» **AIM OF THE EXERCISE**: Return each entry exactly, with none missing.

» **SUPPLIED RECORDS**:
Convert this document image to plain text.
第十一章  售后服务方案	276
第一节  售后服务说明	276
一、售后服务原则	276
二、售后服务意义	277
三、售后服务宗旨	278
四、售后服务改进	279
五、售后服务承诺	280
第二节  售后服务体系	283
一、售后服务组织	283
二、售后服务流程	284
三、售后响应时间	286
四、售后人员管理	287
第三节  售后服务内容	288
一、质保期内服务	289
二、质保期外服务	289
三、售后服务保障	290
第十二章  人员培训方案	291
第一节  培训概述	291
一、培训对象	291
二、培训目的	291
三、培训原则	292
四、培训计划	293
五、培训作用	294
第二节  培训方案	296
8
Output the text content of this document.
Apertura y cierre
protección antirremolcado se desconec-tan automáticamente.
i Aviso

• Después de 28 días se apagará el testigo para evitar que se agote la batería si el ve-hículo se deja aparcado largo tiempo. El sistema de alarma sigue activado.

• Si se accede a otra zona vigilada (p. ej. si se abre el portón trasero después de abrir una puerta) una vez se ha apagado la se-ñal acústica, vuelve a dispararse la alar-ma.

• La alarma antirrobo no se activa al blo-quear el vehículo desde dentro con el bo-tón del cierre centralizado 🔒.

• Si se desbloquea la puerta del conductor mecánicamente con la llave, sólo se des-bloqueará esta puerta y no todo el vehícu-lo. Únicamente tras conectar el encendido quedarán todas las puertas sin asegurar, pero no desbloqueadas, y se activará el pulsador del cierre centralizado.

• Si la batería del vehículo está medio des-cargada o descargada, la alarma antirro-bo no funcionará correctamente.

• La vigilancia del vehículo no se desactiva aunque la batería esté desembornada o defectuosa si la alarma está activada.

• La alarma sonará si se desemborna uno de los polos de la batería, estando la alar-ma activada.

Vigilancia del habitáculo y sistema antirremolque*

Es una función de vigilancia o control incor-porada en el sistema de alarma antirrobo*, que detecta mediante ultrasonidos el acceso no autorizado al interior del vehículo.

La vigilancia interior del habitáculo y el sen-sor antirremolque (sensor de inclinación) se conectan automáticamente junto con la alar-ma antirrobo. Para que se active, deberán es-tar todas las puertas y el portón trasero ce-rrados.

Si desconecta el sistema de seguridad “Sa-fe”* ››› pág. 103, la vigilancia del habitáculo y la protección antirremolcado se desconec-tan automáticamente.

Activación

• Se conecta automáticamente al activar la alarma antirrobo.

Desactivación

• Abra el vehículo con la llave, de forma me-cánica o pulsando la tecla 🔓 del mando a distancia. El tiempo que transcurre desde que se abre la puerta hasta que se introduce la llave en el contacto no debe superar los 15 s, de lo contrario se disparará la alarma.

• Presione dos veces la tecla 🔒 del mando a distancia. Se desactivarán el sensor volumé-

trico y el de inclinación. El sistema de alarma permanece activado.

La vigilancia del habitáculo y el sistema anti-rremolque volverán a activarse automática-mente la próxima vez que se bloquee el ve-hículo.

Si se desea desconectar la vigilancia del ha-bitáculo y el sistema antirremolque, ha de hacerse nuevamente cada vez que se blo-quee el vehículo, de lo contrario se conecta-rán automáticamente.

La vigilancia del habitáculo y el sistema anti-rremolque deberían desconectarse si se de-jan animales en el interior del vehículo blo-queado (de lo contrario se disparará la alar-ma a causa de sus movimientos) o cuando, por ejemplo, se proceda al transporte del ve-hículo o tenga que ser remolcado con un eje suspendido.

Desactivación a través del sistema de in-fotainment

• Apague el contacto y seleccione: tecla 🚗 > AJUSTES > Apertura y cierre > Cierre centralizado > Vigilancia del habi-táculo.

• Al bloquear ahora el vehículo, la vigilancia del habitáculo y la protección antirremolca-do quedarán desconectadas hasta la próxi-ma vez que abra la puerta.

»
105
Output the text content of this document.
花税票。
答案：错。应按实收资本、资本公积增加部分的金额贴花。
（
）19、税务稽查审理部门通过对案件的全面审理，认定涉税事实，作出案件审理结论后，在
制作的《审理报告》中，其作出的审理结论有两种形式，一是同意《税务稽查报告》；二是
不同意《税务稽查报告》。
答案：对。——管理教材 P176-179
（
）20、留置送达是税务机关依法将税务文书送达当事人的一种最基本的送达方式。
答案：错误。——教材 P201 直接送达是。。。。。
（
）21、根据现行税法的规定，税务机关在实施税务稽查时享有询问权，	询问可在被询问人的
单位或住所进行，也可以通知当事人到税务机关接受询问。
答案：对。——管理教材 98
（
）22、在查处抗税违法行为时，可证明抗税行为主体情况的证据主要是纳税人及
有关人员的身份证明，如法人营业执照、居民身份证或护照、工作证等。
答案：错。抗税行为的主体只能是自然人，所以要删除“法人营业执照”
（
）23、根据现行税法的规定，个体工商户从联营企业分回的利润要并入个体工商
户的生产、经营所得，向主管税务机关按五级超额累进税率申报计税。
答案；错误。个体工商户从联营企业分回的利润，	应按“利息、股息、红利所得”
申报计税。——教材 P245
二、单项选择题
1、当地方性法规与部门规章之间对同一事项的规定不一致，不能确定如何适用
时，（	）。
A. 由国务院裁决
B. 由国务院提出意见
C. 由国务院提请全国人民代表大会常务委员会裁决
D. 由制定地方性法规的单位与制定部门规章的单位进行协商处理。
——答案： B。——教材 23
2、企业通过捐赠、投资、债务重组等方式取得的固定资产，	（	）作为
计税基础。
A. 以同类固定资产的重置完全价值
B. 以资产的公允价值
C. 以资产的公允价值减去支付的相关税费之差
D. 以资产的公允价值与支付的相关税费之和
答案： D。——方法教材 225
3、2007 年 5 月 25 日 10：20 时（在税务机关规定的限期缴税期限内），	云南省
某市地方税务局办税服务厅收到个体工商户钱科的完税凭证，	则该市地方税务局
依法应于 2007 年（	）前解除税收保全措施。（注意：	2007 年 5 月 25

» **EXERCISE RESULT**:
Convert this document image to plain text.
第十一章  售后服务方案	276
第一节  售后服务说明	276
一、售后服务原则	276
二、售后服务意义	277
三、售后服务宗旨	278
四、售后服务改进	279
五、售后服务承诺	280
第二节  售后服务体系	283
一、售后服务组织	283
二、售后服务流程	284
三、售后响应时间	286
四、售后人员管理	287
第三节  售后服务内容	288
一、质保期内服务	289
二、质保期外服务	289
三、售后服务保障	290
第十二章  人员培训方案	291
第一节  培训概述	291
一、培训对象	291
二、培训目的	291
三、培训原则	292
四、培训计划	293
五、培训作用	294
第二节  培训方案	296
8
Output the text content of this document.
Apertura y cierre
protección antirremolcado se desconec-tan automáticamente.
i Aviso

• Después de 28 días se apagará el testigo para evitar que se agote la batería si el ve-hículo se deja aparcado largo tiempo. El sistema de alarma sigue activado.

• Si se accede a otra zona vigilada (p. ej. si se abre el portón trasero después de abrir una puerta) una vez se ha apagado la se-ñal acústica, vuelve a dispararse la alar-ma.

• La alarma antirrobo no se activa al blo-quear el vehículo desde dentro con el bo-tón del cierre centralizado 🔒.

• Si se desbloquea la puerta del conductor mecánicamente con la llave, sólo se des-bloqueará esta puerta y no todo el vehícu-lo. Únicamente tras conectar el encendido quedarán todas las puertas sin asegurar, pero no desbloqueadas, y se activará el pulsador del cierre centralizado.

• Si la batería del vehículo está medio des-cargada o descargada, la alarma antirro-bo no funcionará correctamente.

• La vigilancia del vehículo no se desactiva aunque la batería esté desembornada o defectuosa si la alarma está activada.

• La alarma sonará si se desemborna uno de los polos de la batería, estando la alar-ma activada.

Vigilancia del habitáculo y sistema antirremolque*

Es una función de vigilancia o control incor-porada en el sistema de alarma antirrobo*, que detecta mediante ultrasonidos el acceso no autorizado al interior del vehículo.

La vigilancia interior del habitáculo y el sen-sor antirremolque (sensor de inclinación) se conectan automáticamente junto con la alar-ma antirrobo. Para que se active, deberán es-tar todas las puertas y el portón trasero ce-rrados.

Si desconecta el sistema de seguridad “Sa-fe”* ››› pág. 103, la vigilancia del habitáculo y la protección antirremolcado se desconec-tan automáticamente.

Activación

• Se conecta automáticamente al activar la alarma antirrobo.

Desactivación

• Abra el vehículo con la llave, de forma me-cánica o pulsando la tecla 🔓 del mando a distancia. El tiempo que transcurre desde que se abre la puerta hasta que se introduce la llave en el contacto no debe superar los 15 s, de lo contrario se disparará la alarma.

• Presione dos veces la tecla 🔒 del mando a distancia. Se desactivarán el sensor volumé-

trico y el de inclinación. El sistema de alarma permanece activado.

La vigilancia del habitáculo y el sistema anti-rremolque volverán a activarse automática-mente la próxima vez que se bloquee el ve-hículo.

Si se desea desconectar la vigilancia del ha-bitáculo y el sistema antirremolque, ha de hacerse nuevamente cada vez que se blo-quee el vehículo, de lo contrario se conecta-rán automáticamente.

La vigilancia del habitáculo y el sistema anti-rremolque deberían desconectarse si se de-jan animales en el interior del vehículo blo-queado (de lo contrario se disparará la alar-ma a causa de sus movimientos) o cuando, por ejemplo, se proceda al transporte del ve-hículo o tenga que ser remolcado con un eje suspendido.

Desactivación a través del sistema de in-fotainment

• Apague el contacto y seleccione: tecla 🚗 > AJUSTES > Apertura y cierre > Cierre centralizado > Vigilancia del habi-táculo.

• Al bloquear ahora el vehículo, la vigilancia del habitáculo y la protección antirremolca-do quedarán desconectadas hasta la próxi-ma vez que abra la puerta.

»
105
Output the text content of this document.
花税票。
答案：错。应按实收资本、资本公积增加部分的金额贴花。
（
）19、税务稽查审理部门通过对案件的全面审理，认定涉税事实，作出案件审理结论后，在
制作的《审理报告》中，其作出的审理结论有两种形式，一是同意《税务稽查报告》；二是
不同意《税务稽查报告》。
答案：对。——管理教材 P176-179
（
）20、留置送达是税务机关依法将税务文书送达当事人的一种最基本的送达方式。
答案：错误。——教材 P201 直接送达是。。。。。
（
）21、根据现行税法的规定，税务机关在实施税务稽查时享有询问权，	询问可在被询问人的
单位或住所进行，也可以通知当事人到税务机关接受询问。
答案：对。——管理教材 98
（
）22、在查处抗税违法行为时，可证明抗税行为主体情况的证据主要是纳税人及
有关人员的身份证明，如法人营业执照、居民身份证或护照、工作证等。
答案：错。抗税行为的主体只能是自然人，所以要删除“法人营业执照”
（
）23、根据现行税法的规定，个体工商户从联营企业分回的利润要并入个体工商
户的生产、经营所得，向主管税务机关按五级超额累进税率申报计税。
答案；错误。个体工商户从联营企业分回的利润，	应按“利息、股息、红利所得”
申报计税。——教材 P245
二、单项选择题
1、当地方性法规与部门规章之间对同一事项的规定不一致，不能确定如何适用
时，（	）。
A. 由国务院裁决
B. 由国务院提出意见
C. 由国务院提请全国人民代表大会常务委员会裁决
D. 由制定地方性法规的单位与制定部门规章的单位进行协商处理。
——答案： B。——教材 23
2、企业通过捐赠、投资、债务重组等方式取得的固定资产，	（	）作为
计税基础。
A. 以同类固定资产的重置完全价值
B. 以资产的公允价值
C. 以资产的公允价值减去支付的相关税费之差
D. 以资产的公允价值与支付的相关税费之和
答案： D。——方法教材 225
3、2007 年 5 月 25 日 10：20 时（在税务机关规定的限期缴税期限内），	云南省
某市地方税务局办税服务厅收到个体工商户钱科的完税凭证，	则该市地方税务局
依法应于 2007 年（	）前解除税收保全措施。（注意：	2007 年 5 月 25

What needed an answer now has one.